• [WHAT IS REQUIRED]: Will you quote all of the entries, word for word?

• [PROVIDED RECORDS]:
—————
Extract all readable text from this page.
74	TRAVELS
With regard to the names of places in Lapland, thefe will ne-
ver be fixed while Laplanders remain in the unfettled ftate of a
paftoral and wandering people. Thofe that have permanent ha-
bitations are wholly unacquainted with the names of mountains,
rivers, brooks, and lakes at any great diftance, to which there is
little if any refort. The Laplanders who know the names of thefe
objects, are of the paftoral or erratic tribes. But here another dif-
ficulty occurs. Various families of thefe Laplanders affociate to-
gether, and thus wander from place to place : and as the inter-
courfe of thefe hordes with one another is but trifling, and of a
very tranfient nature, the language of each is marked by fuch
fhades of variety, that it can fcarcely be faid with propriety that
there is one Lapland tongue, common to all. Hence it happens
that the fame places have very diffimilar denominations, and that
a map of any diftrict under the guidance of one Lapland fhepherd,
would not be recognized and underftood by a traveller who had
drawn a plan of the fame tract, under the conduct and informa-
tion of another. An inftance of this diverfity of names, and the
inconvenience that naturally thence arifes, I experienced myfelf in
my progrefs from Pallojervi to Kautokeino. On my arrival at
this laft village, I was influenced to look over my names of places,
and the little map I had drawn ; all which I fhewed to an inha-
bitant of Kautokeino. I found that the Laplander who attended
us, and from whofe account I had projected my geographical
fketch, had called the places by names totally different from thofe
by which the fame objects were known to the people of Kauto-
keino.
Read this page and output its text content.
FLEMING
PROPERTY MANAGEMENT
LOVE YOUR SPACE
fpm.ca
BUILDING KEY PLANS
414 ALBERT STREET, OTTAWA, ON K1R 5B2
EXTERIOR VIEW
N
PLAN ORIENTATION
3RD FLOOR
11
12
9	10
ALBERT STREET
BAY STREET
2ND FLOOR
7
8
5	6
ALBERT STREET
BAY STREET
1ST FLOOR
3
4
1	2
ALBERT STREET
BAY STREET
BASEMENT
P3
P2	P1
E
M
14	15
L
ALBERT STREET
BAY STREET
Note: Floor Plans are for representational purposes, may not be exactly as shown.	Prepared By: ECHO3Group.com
—————
• [WORKED ANSWER]:
Extract all readable text from this page.
74	TRAVELS
With regard to the names of places in Lapland, thefe will ne-
ver be fixed while Laplanders remain in the unfettled ftate of a
paftoral and wandering people. Thofe that have permanent ha-
bitations are wholly unacquainted with the names of mountains,
rivers, brooks, and lakes at any great diftance, to which there is
little if any refort. The Laplanders who know the names of thefe
objects, are of the paftoral or erratic tribes. But here another dif-
ficulty occurs. Various families of thefe Laplanders affociate to-
gether, and thus wander from place to place : and as the inter-
courfe of thefe hordes with one another is but trifling, and of a
very tranfient nature, the language of each is marked by fuch
fhades of variety, that it can fcarcely be faid with propriety that
there is one Lapland tongue, common to all. Hence it happens
that the fame places have very diffimilar denominations, and that
a map of any diftrict under the guidance of one Lapland fhepherd,
would not be recognized and underftood by a traveller who had
drawn a plan of the fame tract, under the conduct and informa-
tion of another. An inftance of this diverfity of names, and the
inconvenience that naturally thence arifes, I experienced myfelf in
my progrefs from Pallojervi to Kautokeino. On my arrival at
this laft village, I was influenced to look over my names of places,
and the little map I had drawn ; all which I fhewed to an inha-
bitant of Kautokeino. I found that the Laplander who attended
us, and from whofe account I had projected my geographical
fketch, had called the places by names totally different from thofe
by which the fame objects were known to the people of Kauto-
keino.
Read this page and output its text content.
FLEMING
PROPERTY MANAGEMENT
LOVE YOUR SPACE
fpm.ca
BUILDING KEY PLANS
414 ALBERT STREET, OTTAWA, ON K1R 5B2
EXTERIOR VIEW
N
PLAN ORIENTATION
3RD FLOOR
11
12
9	10
ALBERT STREET
BAY STREET
2ND FLOOR
7
8
5	6
ALBERT STREET
BAY STREET
1ST FLOOR
3
4
1	2
ALBERT STREET
BAY STREET
BASEMENT
P3
P2	P1
E
M
14	15
L
ALBERT STREET
BAY STREET
Note: Floor Plans are for representational purposes, may not be exactly as shown.	Prepared By: ECHO3Group.com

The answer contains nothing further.